* _DOCUMENT PASSAGE_:

- - -

Bennelong Papers

The Triumph of a Lethal Silence

pallid protestWhile many Aboriginal people in this country are doing well, there are still many who suffer. Their problems need to be discussed, but all too often often such conversations fall victim to an unofficial but endemic censorship. This was most evident when three ‘white’ people recently addressed the care of Aboriginal children during a Sunrise segment prompted by the alleged recent rape of a two-year-old Aboriginal girl in Tennant Creek.

By what right did people of the wrong skin colour discuss Aborigines, the activists thundered? How dare they suggest an Aboriginal child removed from a dysfunctional home environment and adopted into a white home would not be “stolen”! Channel Seven is now being investigated for putting such “racist” sentiments to air. Predictably, Seven has now deleted the clip from its official social media posts and archives. That’s the power of the pile-on and we can all guess what Seven’s reaction will be: it will spurn the topic in future, having learned that its very mention brings nothing but trouble. Silence gives consent, as they say, and a cowed silence on a issue that should be of national concern is the most damning silence of them all.

- - -

* _RECORDS PROVIDED_:
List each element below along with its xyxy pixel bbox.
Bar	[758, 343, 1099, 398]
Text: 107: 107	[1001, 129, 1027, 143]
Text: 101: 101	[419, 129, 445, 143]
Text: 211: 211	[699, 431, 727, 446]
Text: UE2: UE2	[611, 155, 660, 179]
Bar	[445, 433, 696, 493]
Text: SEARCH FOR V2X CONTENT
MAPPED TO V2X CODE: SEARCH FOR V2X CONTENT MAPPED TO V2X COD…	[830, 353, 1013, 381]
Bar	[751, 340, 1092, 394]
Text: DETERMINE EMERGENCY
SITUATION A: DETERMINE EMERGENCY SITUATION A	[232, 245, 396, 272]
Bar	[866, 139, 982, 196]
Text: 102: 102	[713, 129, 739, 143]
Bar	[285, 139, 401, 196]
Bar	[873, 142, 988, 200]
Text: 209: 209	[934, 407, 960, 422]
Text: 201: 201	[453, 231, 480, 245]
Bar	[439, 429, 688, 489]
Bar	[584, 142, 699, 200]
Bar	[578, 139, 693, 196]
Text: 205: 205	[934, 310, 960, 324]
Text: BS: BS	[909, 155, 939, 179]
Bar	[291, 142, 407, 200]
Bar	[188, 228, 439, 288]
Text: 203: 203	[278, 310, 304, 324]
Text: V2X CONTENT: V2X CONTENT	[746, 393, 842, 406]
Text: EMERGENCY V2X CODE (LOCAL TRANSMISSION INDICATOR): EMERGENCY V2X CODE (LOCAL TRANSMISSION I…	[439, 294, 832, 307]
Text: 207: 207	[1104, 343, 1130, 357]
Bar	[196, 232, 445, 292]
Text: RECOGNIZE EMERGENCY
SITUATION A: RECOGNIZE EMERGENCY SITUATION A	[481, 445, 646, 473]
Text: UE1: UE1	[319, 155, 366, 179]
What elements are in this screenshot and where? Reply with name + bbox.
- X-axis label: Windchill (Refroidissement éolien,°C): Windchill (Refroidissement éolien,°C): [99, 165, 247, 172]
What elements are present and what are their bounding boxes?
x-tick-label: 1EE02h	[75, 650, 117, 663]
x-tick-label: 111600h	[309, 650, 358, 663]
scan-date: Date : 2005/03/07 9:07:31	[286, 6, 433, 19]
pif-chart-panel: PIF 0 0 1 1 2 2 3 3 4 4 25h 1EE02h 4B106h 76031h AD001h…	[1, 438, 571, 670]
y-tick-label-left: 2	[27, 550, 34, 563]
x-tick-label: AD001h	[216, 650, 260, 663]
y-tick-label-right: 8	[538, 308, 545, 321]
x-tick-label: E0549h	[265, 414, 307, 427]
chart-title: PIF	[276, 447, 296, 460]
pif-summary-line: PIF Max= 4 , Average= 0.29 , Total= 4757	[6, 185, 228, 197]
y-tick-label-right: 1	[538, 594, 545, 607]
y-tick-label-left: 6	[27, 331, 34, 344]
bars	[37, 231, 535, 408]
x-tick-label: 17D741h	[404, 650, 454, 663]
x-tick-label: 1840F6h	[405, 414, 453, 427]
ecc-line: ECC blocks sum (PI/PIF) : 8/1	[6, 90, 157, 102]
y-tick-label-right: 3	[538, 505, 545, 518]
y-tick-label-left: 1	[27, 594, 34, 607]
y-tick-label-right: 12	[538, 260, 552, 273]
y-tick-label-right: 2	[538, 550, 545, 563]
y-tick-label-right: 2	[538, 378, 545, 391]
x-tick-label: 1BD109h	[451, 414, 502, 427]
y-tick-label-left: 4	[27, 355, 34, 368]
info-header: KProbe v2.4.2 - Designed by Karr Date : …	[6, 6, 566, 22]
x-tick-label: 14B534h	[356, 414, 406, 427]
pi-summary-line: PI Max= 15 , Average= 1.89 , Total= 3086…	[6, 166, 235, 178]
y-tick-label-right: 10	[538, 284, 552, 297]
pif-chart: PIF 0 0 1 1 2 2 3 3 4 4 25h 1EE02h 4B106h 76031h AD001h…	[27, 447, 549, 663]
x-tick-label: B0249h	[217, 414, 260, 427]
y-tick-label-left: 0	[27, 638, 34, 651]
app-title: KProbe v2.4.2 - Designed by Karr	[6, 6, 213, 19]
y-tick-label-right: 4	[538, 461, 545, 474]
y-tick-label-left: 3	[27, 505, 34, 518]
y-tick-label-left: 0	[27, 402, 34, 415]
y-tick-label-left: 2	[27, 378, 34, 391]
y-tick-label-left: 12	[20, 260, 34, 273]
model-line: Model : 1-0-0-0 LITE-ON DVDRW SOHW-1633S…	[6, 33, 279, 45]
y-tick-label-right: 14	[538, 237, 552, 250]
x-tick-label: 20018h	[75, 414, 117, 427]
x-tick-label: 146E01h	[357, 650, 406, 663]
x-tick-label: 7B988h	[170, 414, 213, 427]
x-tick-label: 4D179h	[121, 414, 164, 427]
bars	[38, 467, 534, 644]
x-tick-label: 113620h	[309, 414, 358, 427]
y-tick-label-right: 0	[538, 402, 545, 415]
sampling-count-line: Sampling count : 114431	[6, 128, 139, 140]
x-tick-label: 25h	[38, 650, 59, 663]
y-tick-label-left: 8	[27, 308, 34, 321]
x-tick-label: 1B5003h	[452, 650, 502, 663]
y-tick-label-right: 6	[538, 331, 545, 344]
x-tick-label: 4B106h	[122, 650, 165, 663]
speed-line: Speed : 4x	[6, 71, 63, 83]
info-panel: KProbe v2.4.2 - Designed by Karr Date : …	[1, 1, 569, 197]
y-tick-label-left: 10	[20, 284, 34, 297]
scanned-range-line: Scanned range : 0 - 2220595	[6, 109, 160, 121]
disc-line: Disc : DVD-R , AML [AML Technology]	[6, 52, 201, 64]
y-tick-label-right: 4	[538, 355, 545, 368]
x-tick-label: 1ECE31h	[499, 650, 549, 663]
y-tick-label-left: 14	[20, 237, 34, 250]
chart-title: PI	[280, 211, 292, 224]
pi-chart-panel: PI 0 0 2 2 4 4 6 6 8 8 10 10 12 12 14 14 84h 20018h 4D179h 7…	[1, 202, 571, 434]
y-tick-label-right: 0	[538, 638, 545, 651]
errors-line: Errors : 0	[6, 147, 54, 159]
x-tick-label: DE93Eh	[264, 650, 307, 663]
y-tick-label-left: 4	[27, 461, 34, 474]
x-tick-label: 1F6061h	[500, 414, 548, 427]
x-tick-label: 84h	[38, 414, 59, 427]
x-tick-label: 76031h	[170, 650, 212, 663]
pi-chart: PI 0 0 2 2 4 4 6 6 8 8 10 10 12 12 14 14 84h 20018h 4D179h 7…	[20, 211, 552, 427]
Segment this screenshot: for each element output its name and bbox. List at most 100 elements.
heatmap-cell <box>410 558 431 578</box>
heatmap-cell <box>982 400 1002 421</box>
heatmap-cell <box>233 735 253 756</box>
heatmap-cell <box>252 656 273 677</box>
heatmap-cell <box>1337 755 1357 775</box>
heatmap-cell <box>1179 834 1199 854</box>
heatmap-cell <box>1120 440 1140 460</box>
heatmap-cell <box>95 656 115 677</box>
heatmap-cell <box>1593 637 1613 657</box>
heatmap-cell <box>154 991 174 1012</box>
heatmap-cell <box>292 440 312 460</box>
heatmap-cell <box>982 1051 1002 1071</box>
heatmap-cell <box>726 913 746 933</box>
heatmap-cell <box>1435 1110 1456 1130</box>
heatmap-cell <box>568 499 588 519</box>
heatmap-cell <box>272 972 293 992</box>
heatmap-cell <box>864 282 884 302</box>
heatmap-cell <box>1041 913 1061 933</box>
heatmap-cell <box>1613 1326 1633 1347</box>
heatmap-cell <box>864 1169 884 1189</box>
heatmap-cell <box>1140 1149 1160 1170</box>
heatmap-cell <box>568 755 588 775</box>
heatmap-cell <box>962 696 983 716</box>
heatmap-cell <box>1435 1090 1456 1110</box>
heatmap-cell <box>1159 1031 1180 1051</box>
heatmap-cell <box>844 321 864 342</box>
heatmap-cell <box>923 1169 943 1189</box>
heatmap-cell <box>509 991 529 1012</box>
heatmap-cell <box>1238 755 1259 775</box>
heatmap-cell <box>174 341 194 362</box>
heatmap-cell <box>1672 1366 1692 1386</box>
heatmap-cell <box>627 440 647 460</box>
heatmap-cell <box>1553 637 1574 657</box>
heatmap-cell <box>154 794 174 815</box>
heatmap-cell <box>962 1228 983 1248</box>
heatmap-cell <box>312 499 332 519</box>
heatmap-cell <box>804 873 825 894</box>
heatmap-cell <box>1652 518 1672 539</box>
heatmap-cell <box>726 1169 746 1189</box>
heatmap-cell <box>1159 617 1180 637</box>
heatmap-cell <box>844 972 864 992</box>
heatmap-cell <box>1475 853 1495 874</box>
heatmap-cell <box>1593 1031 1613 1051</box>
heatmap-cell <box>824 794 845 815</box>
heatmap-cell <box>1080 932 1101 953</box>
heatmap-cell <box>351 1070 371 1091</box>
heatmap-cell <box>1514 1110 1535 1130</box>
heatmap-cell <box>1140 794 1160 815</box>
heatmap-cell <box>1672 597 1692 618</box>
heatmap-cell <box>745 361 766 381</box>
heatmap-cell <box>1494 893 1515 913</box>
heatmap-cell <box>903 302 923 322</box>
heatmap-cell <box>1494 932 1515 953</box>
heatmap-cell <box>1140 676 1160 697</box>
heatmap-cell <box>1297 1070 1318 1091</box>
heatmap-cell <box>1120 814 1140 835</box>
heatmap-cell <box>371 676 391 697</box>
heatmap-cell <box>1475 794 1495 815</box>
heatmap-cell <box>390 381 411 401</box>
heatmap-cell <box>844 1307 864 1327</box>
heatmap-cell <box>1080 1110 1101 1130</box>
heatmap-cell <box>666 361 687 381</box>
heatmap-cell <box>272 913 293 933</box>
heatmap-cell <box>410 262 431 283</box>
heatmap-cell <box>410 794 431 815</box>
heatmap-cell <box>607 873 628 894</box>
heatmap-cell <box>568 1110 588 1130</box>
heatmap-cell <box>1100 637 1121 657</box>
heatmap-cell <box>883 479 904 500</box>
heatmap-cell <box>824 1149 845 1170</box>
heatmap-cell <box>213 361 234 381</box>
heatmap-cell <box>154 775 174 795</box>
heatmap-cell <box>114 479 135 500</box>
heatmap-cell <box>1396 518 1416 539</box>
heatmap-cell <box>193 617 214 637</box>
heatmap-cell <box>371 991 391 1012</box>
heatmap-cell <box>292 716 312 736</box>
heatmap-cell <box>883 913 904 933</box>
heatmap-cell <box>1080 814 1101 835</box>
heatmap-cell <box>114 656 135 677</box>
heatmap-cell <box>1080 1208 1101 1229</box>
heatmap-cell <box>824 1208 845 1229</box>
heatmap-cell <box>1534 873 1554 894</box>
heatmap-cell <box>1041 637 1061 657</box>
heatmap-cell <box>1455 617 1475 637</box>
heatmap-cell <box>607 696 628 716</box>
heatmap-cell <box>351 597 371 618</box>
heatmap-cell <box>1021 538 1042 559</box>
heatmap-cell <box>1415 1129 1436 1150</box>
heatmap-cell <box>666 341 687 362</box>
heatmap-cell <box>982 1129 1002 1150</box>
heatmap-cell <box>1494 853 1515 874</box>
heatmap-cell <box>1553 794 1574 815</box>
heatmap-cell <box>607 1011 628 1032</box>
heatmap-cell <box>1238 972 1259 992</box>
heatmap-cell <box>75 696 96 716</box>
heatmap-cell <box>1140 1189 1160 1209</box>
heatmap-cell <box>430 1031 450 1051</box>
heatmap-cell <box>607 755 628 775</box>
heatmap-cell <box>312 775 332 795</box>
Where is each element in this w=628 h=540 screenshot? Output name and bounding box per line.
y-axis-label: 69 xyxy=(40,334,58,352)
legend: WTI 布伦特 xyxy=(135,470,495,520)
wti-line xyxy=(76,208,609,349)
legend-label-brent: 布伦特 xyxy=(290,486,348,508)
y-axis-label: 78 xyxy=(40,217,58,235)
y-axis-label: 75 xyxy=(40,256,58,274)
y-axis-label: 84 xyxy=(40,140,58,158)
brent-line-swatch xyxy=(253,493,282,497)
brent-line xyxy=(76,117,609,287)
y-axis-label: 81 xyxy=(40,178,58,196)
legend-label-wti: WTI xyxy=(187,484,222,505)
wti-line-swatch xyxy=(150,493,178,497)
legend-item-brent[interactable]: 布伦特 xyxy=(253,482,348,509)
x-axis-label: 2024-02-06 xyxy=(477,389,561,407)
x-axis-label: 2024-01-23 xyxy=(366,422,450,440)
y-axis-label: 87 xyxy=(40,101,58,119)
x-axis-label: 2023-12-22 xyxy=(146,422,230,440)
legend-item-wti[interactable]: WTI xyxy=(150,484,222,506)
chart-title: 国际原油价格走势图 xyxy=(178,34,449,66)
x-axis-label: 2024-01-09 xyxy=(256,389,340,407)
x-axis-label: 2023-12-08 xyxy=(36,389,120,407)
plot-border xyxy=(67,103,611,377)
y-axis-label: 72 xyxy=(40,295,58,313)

- - -

* _GIVEN INSTRUCTION_: Reproduce the Bennelong Papers article above in full, word for word.

* _IN RESPONSE_:
Bennelong Papers

The Triumph of a Lethal Silence

pallid protestWhile many Aboriginal people in this country are doing well, there are still many who suffer. Their problems need to be discussed, but all too often often such conversations fall victim to an unofficial but endemic censorship. This was most evident when three ‘white’ people recently addressed the care of Aboriginal children during a Sunrise segment prompted by the alleged recent rape of a two-year-old Aboriginal girl in Tennant Creek.

By what right did people of the wrong skin colour discuss Aborigines, the activists thundered? How dare they suggest an Aboriginal child removed from a dysfunctional home environment and adopted into a white home would not be “stolen”! Channel Seven is now being investigated for putting such “racist” sentiments to air. Predictably, Seven has now deleted the clip from its official social media posts and archives. That’s the power of the pile-on and we can all guess what Seven’s reaction will be: it will spurn the topic in future, having learned that its very mention brings nothing but trouble. Silence gives consent, as they say, and a cowed silence on a issue that should be of national concern is the most damning silence of them all.